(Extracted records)

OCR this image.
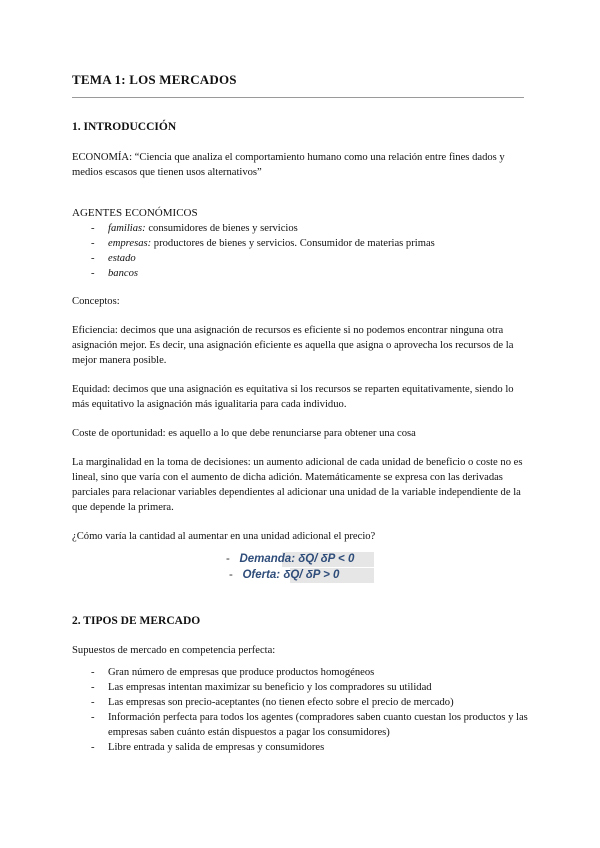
TEMA 1: LOS MERCADOS
1. INTRODUCCIÓN
ECONOMÍA: “Ciencia que analiza el comportamiento humano como una relación entre fines dados y medios escasos que tienen usos alternativos”
AGENTES ECONÓMICOS
- familias: consumidores de bienes y servicios
- empresas: productores de bienes y servicios. Consumidor de materias primas
- estado
- bancos
Conceptos:
Eficiencia: decimos que una asignación de recursos es eficiente si no podemos encontrar ninguna otra asignación mejor. Es decir, una asignación eficiente es aquella que asigna o aprovecha los recursos de la mejor manera posible.
Equidad: decimos que una asignación es equitativa si los recursos se reparten equitativamente, siendo lo más equitativo la asignación más igualitaria para cada individuo.
Coste de oportunidad: es aquello a lo que debe renunciarse para obtener una cosa
La marginalidad en la toma de decisiones: un aumento adicional de cada unidad de beneficio o coste no es lineal, sino que varía con el aumento de dicha adición. Matemáticamente se expresa con las derivadas parciales para relacionar variables dependientes al adicionar una unidad de la variable independiente de la que depende la primera.
¿Cómo varía la cantidad al aumentar en una unidad adicional el precio?
- Demanda: δQ/ δP < 0
- Oferta: δQ/ δP > 0
2. TIPOS DE MERCADO
Supuestos de mercado en competencia perfecta:
- Gran número de empresas que produce productos homogéneos
- Las empresas intentan maximizar su beneficio y los compradores su utilidad
- Las empresas son precio-aceptantes (no tienen efecto sobre el precio de mercado)
- Información perfecta para todos los agentes (compradores saben cuanto cuestan los productos y las empresas saben cuánto están dispuestos a pagar los consumidores)
- Libre entrada y salida de empresas y consumidores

◆ **SET PROBLEM**:
Repeat the data exactly, without the pictures.

◆ **REPLY**:
OCR this image.
TEMA 1: LOS MERCADOS
1. INTRODUCCIÓN
ECONOMÍA: “Ciencia que analiza el comportamiento humano como una relación entre fines dados y medios escasos que tienen usos alternativos”
AGENTES ECONÓMICOS
- familias: consumidores de bienes y servicios
- empresas: productores de bienes y servicios. Consumidor de materias primas
- estado
- bancos
Conceptos:
Eficiencia: decimos que una asignación de recursos es eficiente si no podemos encontrar ninguna otra asignación mejor. Es decir, una asignación eficiente es aquella que asigna o aprovecha los recursos de la mejor manera posible.
Equidad: decimos que una asignación es equitativa si los recursos se reparten equitativamente, siendo lo más equitativo la asignación más igualitaria para cada individuo.
Coste de oportunidad: es aquello a lo que debe renunciarse para obtener una cosa
La marginalidad en la toma de decisiones: un aumento adicional de cada unidad de beneficio o coste no es lineal, sino que varía con el aumento de dicha adición. Matemáticamente se expresa con las derivadas parciales para relacionar variables dependientes al adicionar una unidad de la variable independiente de la que depende la primera.
¿Cómo varía la cantidad al aumentar en una unidad adicional el precio?
- Demanda: δQ/ δP < 0
- Oferta: δQ/ δP > 0
2. TIPOS DE MERCADO
Supuestos de mercado en competencia perfecta:
- Gran número de empresas que produce productos homogéneos
- Las empresas intentan maximizar su beneficio y los compradores su utilidad
- Las empresas son precio-aceptantes (no tienen efecto sobre el precio de mercado)
- Información perfecta para todos los agentes (compradores saben cuanto cuestan los productos y las empresas saben cuánto están dispuestos a pagar los consumidores)
- Libre entrada y salida de empresas y consumidores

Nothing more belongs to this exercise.